Une appli pour lutter contre les TMS
5 janvier 2022
- Bretagne
- Unité de Recherche
Les troubles musculo–squelettiques (TMS) sont de plus en plus reconnus dans le monde professionnel. Cette attention a généré un coût croissant pour les entreprises. La prise en charge d’un salarié atteint de TMS peut représenter plusieurs dizaines de milliers d’euros pour l’entreprise. Face à cette situation, les acteurs économiques sont décidés à agir, et à intervenir encore plus tôt auprès de leurs employés. Cela passe par une identification plus efficace des facteurs responsables de TMS, et la mise en place d’actions de prévention.

....................

* _Consigne_:
Restituez mot pour mot le passage du texte sur les TMS qui commence par « Une appli pour » et se poursuit jusqu'à « d’actions de prévention. ».

* _Matériaux présentés_:
....................

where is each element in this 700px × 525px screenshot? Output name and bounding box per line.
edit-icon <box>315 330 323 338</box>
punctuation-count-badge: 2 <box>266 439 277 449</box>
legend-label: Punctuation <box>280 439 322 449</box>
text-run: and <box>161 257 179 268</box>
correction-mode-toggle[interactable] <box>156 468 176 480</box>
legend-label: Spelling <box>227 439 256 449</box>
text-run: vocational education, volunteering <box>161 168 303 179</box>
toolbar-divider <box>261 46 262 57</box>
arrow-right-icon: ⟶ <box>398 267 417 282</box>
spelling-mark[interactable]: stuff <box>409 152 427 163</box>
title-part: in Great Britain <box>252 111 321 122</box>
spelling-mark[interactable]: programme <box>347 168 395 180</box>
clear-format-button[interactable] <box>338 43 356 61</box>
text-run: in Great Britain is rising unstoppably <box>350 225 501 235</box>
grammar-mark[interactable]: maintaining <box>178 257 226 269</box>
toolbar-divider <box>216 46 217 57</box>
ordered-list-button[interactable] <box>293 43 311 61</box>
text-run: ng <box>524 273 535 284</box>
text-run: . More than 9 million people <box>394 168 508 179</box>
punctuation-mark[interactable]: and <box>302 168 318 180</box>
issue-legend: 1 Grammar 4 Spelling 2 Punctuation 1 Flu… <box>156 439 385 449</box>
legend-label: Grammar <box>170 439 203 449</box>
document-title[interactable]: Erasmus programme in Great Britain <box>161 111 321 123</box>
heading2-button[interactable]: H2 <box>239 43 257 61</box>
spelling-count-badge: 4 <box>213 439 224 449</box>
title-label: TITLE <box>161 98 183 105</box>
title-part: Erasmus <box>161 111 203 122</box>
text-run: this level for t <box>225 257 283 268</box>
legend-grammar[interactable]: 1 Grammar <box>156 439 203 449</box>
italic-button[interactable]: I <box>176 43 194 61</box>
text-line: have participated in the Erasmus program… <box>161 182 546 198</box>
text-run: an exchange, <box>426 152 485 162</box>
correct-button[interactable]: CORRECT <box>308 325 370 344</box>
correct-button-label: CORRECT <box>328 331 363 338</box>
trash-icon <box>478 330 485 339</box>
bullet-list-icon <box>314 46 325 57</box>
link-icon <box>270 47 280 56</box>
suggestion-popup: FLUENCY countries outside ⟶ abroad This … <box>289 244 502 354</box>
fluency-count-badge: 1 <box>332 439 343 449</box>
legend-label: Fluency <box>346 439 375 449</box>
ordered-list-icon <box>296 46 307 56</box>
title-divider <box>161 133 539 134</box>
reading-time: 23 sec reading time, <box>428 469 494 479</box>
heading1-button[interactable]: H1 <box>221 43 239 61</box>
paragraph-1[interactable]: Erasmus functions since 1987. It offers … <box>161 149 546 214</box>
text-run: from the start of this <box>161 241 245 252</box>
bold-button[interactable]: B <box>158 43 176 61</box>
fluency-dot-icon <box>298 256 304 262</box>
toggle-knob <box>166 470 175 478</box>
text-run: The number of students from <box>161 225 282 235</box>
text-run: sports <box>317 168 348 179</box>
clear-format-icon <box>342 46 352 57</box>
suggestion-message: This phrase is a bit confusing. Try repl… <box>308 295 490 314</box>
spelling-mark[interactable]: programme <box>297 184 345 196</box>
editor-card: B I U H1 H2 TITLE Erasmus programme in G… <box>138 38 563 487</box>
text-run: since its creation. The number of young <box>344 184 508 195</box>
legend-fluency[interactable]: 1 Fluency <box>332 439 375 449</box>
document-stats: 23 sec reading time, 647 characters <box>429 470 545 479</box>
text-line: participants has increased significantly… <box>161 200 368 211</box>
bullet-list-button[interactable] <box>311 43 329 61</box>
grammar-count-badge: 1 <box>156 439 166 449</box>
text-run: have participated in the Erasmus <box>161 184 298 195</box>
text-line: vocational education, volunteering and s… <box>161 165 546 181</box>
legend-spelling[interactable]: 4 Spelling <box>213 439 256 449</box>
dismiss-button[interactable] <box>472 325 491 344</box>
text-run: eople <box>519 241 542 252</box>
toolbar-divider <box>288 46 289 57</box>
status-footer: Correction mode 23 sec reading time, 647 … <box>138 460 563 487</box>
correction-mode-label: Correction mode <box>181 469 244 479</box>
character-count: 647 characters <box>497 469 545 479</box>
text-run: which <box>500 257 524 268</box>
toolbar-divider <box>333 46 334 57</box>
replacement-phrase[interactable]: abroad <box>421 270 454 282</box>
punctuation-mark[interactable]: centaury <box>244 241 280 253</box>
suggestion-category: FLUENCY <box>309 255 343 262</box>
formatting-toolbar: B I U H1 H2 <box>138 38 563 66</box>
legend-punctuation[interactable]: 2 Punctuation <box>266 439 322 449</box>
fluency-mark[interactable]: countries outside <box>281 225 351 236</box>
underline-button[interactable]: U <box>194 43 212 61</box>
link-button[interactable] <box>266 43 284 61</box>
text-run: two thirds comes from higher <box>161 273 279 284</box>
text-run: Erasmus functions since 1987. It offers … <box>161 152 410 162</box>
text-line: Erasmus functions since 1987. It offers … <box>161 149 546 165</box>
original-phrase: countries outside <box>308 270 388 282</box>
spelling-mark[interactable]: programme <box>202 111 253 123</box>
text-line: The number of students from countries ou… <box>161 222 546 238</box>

....................

* _Résultat_:
Une appli pour lutter contre les TMS
5 janvier 2022
- Bretagne
- Unité de Recherche
Les troubles musculo–squelettiques (TMS) sont de plus en plus reconnus dans le monde professionnel. Cette attention a généré un coût croissant pour les entreprises. La prise en charge d’un salarié atteint de TMS peut représenter plusieurs dizaines de milliers d’euros pour l’entreprise. Face à cette situation, les acteurs économiques sont décidés à agir, et à intervenir encore plus tôt auprès de leurs employés. Cela passe par une identification plus efficace des facteurs responsables de TMS, et la mise en place d’actions de prévention.